Task objective: Go through the listing beneath this task and return every line that carries the string "macroglossia".

Data shown:
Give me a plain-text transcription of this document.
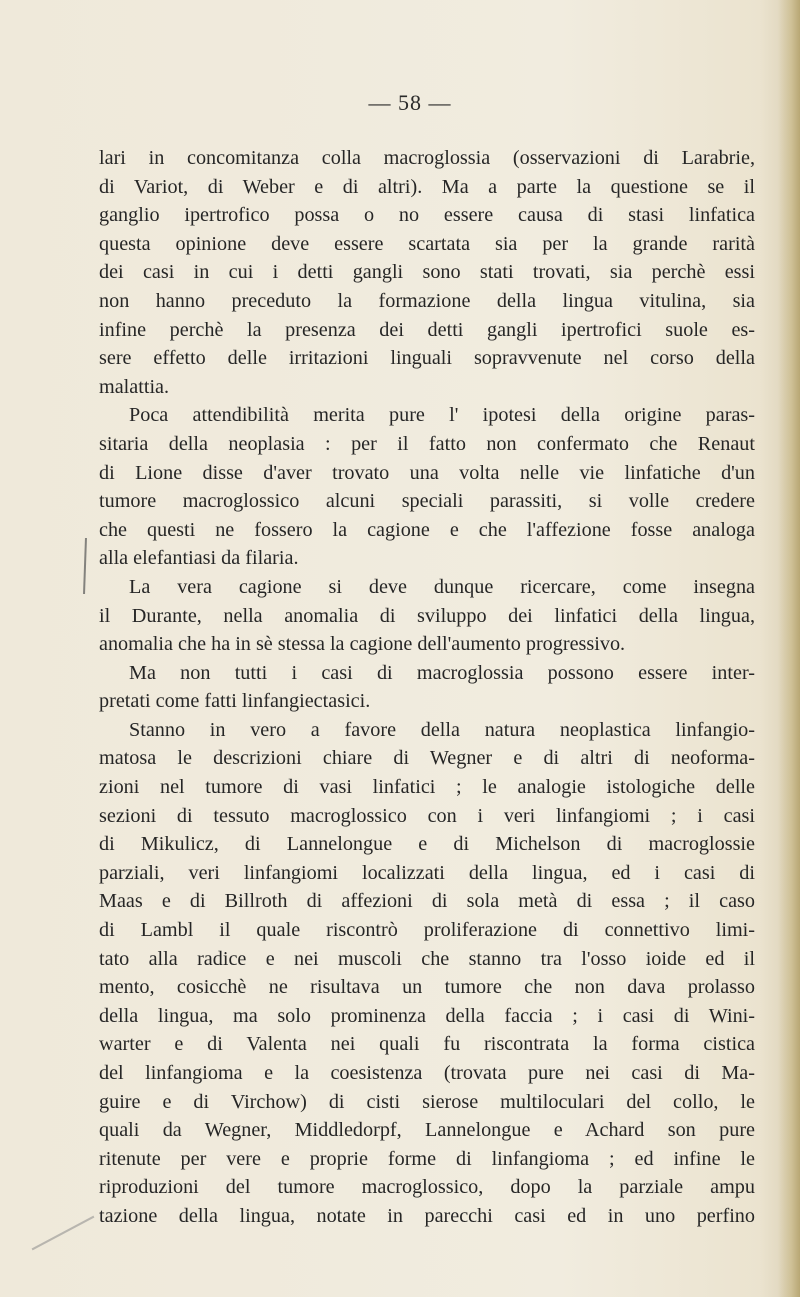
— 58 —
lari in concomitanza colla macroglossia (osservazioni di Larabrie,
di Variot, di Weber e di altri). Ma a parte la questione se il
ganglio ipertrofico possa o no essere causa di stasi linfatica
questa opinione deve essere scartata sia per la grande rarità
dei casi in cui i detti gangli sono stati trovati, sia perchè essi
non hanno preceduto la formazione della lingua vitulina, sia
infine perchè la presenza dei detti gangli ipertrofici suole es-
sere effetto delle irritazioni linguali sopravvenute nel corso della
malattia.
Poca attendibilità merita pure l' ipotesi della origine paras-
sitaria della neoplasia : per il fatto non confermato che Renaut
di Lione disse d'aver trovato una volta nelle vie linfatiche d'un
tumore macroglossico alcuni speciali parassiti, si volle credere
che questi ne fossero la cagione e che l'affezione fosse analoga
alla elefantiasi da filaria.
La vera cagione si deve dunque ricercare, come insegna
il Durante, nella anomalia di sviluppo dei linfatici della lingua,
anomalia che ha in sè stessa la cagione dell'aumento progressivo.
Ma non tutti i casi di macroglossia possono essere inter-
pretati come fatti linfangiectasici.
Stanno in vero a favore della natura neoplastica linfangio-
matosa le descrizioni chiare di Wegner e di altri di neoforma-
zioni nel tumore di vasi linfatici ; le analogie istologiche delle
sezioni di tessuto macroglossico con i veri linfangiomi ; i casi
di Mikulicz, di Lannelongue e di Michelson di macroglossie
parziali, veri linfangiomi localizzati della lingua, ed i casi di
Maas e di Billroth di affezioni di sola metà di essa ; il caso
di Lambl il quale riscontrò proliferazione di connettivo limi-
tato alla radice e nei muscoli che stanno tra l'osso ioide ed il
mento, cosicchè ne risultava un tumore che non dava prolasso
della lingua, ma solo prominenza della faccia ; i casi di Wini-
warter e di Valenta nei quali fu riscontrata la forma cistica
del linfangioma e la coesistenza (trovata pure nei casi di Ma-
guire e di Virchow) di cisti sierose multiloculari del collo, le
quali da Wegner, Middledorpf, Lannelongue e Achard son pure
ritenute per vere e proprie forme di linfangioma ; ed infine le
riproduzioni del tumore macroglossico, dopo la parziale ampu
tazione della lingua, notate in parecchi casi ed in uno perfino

Response to the task:
lari in concomitanza colla macroglossia (osservazioni di Larabrie,
Ma non tutti i casi di macroglossia possono essere inter-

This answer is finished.